• [Recorded information]
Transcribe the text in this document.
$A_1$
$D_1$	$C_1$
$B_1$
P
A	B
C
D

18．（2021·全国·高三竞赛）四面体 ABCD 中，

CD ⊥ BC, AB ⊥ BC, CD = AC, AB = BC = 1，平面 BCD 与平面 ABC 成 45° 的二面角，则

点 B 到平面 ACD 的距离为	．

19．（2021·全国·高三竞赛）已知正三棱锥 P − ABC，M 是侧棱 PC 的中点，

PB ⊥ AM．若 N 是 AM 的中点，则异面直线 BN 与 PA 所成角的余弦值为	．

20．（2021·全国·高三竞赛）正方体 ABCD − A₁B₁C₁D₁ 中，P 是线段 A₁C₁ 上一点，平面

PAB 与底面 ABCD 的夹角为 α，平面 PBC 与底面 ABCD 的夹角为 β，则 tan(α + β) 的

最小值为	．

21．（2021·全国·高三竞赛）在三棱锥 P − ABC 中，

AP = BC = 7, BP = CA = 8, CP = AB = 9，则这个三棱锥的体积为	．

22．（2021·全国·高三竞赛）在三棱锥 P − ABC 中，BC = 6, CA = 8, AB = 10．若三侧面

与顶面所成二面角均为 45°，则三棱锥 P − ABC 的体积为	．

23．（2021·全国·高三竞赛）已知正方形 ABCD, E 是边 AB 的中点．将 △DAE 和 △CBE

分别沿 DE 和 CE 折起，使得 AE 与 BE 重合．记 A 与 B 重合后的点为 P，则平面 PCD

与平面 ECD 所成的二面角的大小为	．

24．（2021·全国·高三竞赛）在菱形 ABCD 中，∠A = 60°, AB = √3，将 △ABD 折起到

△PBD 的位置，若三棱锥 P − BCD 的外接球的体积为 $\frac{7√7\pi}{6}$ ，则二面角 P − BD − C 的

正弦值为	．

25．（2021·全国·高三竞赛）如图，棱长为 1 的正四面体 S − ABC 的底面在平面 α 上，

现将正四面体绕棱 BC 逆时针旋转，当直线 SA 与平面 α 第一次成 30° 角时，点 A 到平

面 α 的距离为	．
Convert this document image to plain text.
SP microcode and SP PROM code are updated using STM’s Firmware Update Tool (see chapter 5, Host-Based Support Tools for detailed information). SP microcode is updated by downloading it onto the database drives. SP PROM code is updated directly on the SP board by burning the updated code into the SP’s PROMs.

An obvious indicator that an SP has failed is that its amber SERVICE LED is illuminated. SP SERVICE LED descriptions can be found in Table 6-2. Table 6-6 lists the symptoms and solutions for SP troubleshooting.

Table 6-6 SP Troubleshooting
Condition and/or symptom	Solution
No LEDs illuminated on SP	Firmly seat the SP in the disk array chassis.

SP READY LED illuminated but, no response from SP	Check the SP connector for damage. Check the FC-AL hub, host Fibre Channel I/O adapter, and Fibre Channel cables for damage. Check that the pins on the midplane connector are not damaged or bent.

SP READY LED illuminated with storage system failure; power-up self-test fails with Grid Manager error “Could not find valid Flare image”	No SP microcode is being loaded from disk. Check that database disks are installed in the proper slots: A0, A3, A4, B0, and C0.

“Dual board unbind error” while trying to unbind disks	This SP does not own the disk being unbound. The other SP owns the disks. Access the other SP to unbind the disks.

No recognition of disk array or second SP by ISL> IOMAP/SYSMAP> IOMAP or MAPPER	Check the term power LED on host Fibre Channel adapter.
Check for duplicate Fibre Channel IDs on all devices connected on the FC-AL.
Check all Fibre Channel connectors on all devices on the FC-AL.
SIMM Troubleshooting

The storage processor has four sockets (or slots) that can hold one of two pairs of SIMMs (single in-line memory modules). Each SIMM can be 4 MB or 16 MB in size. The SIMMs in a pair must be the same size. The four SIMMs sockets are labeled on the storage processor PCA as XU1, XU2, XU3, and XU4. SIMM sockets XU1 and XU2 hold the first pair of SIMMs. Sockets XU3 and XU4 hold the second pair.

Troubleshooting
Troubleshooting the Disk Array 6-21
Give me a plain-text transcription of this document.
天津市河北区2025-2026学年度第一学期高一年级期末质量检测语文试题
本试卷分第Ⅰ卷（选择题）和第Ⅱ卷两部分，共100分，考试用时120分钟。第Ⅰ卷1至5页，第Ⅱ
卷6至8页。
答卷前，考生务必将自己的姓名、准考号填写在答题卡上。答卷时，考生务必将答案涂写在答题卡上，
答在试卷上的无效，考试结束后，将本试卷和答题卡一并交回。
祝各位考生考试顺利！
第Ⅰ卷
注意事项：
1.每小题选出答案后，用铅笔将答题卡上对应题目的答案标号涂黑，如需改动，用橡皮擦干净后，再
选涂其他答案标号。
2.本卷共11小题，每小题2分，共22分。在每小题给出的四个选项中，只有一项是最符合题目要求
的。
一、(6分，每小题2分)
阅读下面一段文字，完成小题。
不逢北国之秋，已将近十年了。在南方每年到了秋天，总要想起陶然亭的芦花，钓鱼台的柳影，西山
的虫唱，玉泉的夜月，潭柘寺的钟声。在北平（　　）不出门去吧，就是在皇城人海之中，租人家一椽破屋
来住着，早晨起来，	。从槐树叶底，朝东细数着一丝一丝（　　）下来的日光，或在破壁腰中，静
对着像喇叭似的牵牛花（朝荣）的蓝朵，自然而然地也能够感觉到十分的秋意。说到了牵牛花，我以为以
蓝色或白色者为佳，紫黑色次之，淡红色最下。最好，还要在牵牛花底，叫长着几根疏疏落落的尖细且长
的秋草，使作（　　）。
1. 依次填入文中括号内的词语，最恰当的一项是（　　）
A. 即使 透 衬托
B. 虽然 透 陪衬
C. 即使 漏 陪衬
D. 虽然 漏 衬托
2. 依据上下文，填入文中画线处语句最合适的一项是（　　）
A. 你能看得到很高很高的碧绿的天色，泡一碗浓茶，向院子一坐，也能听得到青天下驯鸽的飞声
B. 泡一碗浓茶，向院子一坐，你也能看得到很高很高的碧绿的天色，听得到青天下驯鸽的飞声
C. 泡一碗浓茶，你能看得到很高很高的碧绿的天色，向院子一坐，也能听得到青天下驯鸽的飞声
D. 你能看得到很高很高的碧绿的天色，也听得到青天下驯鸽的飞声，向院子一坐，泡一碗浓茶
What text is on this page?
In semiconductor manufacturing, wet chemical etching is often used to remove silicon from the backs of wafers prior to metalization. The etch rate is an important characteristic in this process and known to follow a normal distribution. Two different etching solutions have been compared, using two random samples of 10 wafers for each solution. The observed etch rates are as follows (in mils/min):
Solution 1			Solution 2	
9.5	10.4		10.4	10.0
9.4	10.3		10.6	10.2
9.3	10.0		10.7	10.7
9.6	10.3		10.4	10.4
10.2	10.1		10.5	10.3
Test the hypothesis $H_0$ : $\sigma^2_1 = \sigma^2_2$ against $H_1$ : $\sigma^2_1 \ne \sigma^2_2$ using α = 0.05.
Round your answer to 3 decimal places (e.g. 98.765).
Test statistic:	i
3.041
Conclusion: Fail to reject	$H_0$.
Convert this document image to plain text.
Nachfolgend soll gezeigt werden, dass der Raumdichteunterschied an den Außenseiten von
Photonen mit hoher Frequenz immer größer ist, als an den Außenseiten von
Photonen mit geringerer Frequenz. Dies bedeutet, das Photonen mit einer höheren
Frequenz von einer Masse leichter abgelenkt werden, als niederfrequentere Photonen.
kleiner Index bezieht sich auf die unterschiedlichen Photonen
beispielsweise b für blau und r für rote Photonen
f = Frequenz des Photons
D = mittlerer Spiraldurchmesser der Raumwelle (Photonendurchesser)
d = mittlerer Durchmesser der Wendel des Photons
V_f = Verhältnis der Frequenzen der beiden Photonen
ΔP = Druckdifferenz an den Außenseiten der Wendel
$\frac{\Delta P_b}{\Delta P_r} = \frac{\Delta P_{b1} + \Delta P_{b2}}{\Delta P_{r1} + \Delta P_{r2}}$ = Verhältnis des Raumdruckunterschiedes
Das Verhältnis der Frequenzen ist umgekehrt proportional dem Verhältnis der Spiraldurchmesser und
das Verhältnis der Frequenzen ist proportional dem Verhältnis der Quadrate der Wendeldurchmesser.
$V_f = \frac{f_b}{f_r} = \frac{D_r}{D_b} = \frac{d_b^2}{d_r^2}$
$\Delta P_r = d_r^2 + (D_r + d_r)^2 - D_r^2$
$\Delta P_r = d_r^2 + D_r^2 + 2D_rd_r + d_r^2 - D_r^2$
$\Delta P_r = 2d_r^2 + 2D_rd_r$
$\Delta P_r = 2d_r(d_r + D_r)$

• [Set problem]
What is the number of lines in the records that contain the word "高三竞赛"? Answer with the number and nothing else.

• [Written answer]
8